--- begin ---
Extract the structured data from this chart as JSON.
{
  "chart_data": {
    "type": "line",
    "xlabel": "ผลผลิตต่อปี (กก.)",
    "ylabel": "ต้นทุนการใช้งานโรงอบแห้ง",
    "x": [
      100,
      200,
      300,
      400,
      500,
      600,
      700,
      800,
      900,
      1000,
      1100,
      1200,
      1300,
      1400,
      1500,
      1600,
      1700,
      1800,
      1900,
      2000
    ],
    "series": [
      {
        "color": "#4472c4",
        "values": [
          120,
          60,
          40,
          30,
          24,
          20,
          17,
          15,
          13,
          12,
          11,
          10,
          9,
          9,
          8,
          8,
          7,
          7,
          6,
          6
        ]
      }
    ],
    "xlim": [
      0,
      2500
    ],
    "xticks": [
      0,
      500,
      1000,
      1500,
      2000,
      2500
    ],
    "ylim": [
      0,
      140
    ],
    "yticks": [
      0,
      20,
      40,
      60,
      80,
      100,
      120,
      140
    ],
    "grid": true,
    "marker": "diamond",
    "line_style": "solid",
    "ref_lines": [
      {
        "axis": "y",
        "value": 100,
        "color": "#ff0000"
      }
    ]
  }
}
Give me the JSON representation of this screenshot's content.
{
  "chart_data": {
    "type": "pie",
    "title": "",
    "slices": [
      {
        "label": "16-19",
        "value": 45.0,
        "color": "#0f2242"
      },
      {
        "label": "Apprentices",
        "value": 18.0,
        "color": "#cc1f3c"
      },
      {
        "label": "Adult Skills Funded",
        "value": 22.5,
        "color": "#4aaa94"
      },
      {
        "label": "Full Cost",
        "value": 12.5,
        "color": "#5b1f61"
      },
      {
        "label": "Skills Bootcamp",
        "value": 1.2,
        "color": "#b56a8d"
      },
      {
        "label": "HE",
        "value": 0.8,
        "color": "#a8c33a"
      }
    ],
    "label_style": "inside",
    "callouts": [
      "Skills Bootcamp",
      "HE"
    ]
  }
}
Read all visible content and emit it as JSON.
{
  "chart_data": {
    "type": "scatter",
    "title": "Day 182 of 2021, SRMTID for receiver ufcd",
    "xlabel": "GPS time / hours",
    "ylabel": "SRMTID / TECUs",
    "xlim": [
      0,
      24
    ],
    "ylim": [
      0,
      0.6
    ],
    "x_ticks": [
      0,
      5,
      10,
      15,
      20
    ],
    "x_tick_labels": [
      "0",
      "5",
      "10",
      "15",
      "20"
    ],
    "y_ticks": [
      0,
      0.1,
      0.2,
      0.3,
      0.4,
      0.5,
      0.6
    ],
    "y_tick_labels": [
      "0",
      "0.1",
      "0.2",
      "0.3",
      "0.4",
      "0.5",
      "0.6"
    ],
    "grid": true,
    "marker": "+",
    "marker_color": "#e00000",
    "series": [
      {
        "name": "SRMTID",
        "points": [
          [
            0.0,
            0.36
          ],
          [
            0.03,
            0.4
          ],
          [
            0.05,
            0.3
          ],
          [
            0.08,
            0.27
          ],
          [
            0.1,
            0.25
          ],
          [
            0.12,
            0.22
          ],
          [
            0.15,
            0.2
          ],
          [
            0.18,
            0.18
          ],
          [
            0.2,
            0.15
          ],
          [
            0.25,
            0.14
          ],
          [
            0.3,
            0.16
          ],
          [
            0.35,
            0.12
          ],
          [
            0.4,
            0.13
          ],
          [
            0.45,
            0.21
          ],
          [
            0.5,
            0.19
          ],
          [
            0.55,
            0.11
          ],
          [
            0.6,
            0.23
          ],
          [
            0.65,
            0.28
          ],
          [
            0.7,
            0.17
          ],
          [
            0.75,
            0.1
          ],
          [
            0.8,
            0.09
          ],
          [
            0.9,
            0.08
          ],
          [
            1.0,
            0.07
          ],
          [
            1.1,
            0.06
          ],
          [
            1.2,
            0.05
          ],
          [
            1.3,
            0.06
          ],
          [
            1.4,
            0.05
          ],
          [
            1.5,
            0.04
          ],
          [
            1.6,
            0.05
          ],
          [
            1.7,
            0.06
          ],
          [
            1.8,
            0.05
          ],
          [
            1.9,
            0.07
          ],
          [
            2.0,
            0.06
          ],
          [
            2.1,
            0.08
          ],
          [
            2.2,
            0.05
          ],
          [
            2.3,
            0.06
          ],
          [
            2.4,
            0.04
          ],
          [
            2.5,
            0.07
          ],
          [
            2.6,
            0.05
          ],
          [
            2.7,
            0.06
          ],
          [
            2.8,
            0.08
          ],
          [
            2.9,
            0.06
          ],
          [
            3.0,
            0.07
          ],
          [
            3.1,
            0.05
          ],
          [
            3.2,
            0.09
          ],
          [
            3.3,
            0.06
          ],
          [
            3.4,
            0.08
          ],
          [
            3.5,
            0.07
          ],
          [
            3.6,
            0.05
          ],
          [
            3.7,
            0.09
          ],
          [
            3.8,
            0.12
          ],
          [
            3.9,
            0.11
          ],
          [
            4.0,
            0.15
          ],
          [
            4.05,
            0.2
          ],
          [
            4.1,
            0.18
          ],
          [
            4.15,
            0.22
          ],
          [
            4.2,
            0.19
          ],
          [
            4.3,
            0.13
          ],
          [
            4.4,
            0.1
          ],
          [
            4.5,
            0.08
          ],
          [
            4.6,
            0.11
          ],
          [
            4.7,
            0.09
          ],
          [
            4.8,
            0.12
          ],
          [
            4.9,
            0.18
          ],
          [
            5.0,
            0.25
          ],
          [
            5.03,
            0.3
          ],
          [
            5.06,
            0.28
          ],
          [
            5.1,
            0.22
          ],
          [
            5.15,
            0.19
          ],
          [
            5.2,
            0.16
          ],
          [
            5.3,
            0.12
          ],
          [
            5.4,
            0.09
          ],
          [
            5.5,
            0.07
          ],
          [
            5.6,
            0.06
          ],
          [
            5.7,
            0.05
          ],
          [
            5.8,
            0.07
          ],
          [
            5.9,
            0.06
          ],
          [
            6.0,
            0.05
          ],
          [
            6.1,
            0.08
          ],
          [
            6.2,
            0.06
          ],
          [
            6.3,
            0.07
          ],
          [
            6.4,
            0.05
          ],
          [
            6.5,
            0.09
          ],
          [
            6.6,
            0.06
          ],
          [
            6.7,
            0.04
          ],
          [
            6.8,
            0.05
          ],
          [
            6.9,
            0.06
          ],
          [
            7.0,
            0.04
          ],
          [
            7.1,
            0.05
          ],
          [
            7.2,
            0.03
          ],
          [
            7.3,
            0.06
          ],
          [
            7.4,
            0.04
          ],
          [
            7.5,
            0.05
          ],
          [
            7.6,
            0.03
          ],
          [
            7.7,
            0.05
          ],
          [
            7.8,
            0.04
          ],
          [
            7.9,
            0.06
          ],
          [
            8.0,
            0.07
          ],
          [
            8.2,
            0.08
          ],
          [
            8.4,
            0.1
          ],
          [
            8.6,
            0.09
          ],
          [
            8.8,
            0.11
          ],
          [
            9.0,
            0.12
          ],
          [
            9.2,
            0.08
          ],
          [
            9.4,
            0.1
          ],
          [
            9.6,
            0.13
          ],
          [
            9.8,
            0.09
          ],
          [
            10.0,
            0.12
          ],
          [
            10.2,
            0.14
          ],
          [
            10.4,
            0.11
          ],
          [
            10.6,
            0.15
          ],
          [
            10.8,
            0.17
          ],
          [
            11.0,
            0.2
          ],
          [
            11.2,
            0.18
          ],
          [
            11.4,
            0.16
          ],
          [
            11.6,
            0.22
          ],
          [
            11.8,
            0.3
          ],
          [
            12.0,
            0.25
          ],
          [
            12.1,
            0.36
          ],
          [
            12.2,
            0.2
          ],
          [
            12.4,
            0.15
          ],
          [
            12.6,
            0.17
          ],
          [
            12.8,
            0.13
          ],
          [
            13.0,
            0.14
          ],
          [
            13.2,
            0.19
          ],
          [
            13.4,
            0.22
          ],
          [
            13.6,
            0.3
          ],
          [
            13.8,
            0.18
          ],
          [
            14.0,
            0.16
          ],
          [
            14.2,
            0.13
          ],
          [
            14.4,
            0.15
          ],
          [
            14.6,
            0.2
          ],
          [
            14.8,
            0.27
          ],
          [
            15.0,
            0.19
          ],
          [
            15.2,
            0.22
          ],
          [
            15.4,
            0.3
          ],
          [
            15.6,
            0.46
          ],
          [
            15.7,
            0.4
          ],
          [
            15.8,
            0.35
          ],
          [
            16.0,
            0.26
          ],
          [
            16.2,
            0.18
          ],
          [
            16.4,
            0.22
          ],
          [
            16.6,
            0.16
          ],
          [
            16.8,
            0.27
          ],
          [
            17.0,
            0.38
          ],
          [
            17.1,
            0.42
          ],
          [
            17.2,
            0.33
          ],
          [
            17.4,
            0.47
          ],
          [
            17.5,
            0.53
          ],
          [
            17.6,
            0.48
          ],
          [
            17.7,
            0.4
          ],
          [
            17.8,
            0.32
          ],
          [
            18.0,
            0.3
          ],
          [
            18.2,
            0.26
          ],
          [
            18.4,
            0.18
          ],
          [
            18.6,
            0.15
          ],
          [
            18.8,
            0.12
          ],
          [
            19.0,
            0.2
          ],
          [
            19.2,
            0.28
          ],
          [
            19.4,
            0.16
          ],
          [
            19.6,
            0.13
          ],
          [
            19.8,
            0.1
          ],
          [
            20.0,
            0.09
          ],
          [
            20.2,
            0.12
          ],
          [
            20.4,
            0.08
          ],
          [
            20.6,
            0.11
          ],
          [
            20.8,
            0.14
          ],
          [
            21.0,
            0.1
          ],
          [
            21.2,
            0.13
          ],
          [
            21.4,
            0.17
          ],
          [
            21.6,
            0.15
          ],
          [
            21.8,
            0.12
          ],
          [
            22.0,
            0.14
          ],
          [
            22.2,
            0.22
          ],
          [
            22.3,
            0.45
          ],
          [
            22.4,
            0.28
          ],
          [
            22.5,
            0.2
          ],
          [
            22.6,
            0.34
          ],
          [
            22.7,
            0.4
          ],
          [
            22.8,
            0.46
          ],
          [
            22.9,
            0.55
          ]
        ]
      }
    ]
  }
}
--- end ---
§ **Objective**
Search the data for "this". Copy every matching line.

§ **Response**
Extract the structured data from this chart as JSON.
Give me the JSON representation of this screenshot's content.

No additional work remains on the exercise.